** Begin **
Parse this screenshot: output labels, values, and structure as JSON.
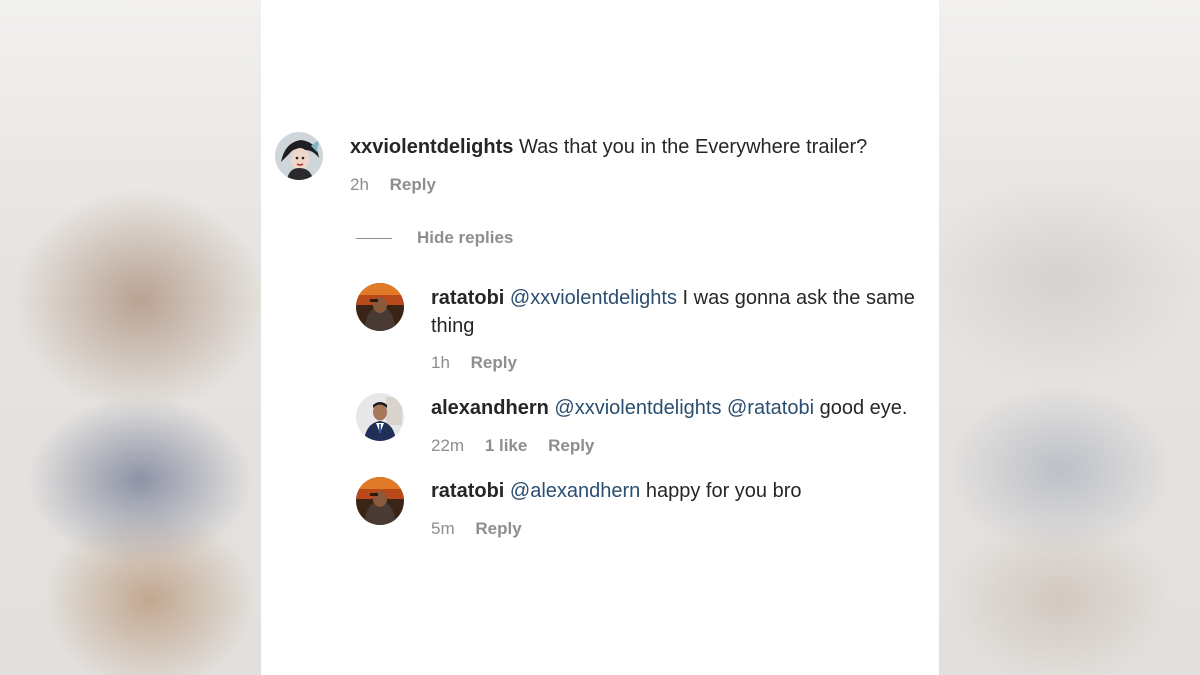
{
  "comments": [
    {
      "username": "xxviolentdelights",
      "text": "Was that you in the Everywhere trailer?",
      "time": "2h",
      "reply_label": "Reply"
    }
  ],
  "hide_replies_label": "Hide replies",
  "replies": [
    {
      "username": "ratatobi",
      "mention": "@xxviolentdelights",
      "text": "I was gonna ask the same thing",
      "time": "1h",
      "reply_label": "Reply"
    },
    {
      "username": "alexandhern",
      "mention": "@xxviolentdelights @ratatobi",
      "text": "good eye.",
      "time": "22m",
      "likes": "1 like",
      "reply_label": "Reply"
    },
    {
      "username": "ratatobi",
      "mention": "@alexandhern",
      "text": "happy for you bro",
      "time": "5m",
      "reply_label": "Reply"
    }
  ],
  "colors": {
    "text": "#262626",
    "muted": "#8e8e8e",
    "mention": "#2b4e70",
    "background": "#ffffff"
  }
}
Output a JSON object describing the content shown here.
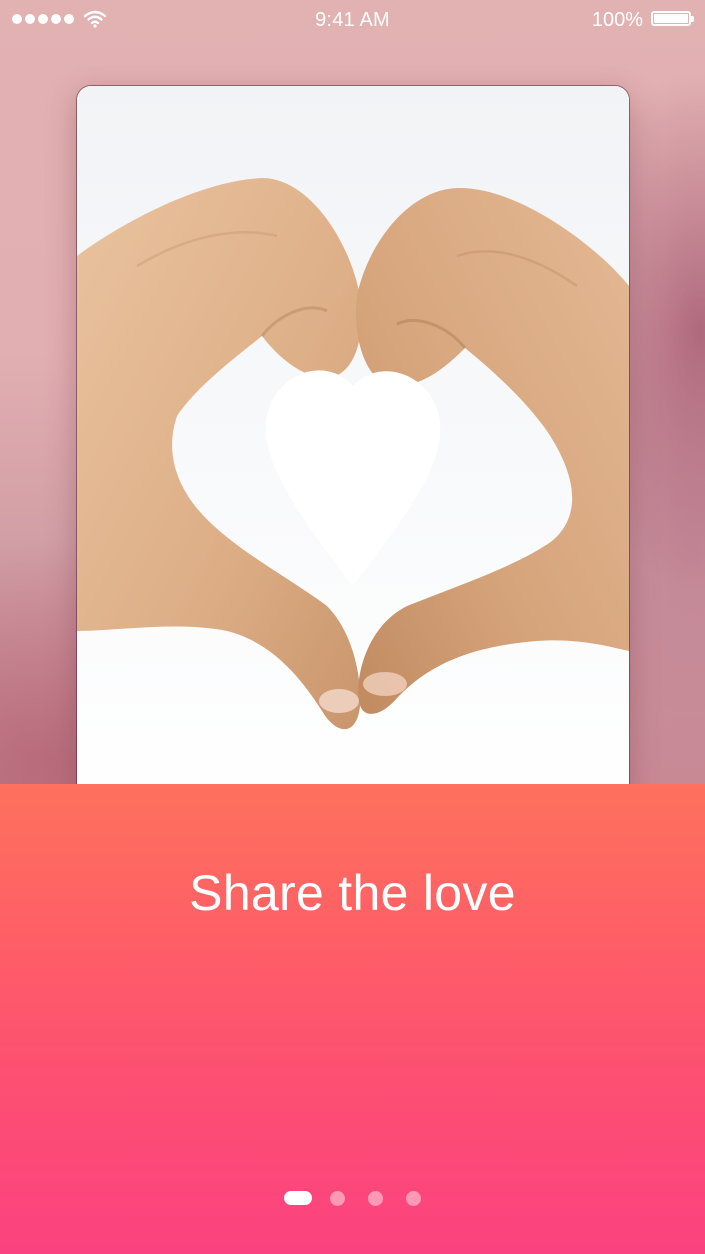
{
  "status_bar": {
    "time": "9:41 AM",
    "battery_percent": "100%",
    "signal_bars": 5,
    "battery_level": 1.0
  },
  "card": {
    "image_icon": "heart-hands-icon"
  },
  "onboarding": {
    "headline": "Share the love",
    "page_count": 4,
    "current_page": 1
  },
  "colors": {
    "panel_top": "#fe715d",
    "panel_bottom": "#fb4280",
    "background": "#dca9ad"
  }
}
** End **
## GIVEN EXERCISE
How many of the lines above contain the string "JSON"? Give the number only.

## ANSWER TO THIS TASK
2